## Data items
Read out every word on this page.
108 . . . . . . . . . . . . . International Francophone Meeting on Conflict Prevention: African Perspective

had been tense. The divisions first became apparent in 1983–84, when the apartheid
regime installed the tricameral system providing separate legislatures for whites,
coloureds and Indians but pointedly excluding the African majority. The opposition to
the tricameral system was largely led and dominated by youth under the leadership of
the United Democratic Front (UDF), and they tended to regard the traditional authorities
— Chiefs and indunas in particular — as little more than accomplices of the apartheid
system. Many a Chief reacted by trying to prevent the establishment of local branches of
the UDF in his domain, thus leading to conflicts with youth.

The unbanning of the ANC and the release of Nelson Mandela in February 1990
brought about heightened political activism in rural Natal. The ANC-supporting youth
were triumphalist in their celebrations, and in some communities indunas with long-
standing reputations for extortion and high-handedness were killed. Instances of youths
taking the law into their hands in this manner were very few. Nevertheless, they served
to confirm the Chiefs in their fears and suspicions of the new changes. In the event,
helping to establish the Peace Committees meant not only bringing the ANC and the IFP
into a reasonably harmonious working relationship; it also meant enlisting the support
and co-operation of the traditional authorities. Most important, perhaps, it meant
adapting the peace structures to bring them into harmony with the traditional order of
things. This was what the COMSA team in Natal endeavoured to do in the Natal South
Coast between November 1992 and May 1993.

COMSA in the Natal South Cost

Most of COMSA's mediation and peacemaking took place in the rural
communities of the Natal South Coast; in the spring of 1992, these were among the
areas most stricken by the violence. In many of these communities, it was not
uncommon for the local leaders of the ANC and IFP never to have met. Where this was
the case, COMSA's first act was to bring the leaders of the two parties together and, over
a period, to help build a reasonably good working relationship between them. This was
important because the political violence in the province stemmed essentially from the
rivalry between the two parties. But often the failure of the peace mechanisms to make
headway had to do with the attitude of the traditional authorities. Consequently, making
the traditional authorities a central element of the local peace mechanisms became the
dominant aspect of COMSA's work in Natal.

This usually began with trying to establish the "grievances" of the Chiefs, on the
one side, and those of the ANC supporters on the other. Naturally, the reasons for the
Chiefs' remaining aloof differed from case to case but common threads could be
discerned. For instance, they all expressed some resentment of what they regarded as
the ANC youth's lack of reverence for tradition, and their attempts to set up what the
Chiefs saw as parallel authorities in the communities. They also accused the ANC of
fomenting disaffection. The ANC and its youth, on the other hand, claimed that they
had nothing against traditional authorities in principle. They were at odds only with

==

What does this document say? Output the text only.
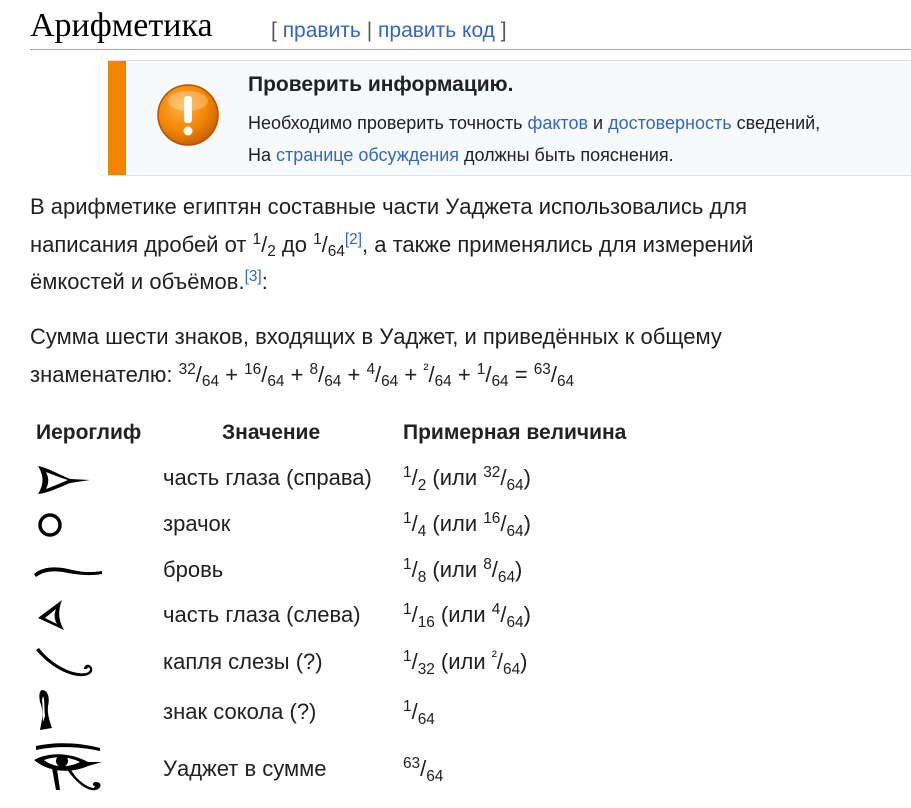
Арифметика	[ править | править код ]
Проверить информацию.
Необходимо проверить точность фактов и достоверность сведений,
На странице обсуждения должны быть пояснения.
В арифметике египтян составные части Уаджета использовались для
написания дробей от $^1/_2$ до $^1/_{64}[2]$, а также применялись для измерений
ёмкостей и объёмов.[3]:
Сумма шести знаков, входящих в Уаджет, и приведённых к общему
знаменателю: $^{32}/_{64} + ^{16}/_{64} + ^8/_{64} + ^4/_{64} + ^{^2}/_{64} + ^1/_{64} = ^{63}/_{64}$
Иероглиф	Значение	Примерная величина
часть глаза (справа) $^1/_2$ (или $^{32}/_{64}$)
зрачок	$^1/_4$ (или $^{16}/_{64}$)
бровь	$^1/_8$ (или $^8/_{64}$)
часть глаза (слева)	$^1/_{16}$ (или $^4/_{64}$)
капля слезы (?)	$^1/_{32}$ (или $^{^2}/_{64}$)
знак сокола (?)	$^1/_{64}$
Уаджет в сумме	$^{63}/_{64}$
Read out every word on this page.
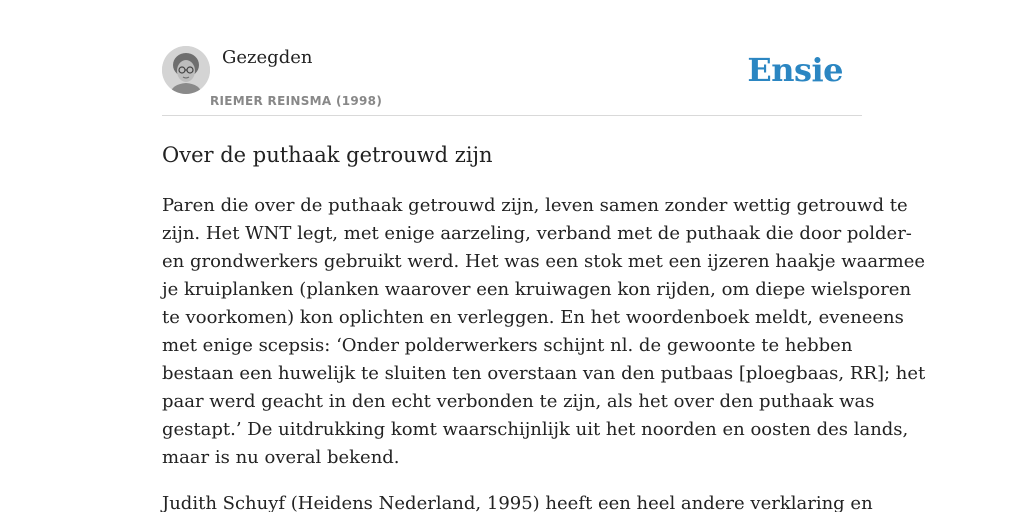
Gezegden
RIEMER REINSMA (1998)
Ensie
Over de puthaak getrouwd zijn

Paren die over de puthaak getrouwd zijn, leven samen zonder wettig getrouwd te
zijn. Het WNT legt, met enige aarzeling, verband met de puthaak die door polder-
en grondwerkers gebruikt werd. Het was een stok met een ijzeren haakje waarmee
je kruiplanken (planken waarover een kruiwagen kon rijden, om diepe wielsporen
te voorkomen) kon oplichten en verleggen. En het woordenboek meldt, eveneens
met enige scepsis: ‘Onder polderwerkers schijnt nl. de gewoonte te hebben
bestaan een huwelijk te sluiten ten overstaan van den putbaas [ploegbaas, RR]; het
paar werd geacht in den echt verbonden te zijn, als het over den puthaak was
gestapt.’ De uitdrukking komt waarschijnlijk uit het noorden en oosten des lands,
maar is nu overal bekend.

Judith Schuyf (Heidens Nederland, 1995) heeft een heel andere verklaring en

## Task details
In the records above, how many lines contain the string "first"? State that number only.

## Reply
2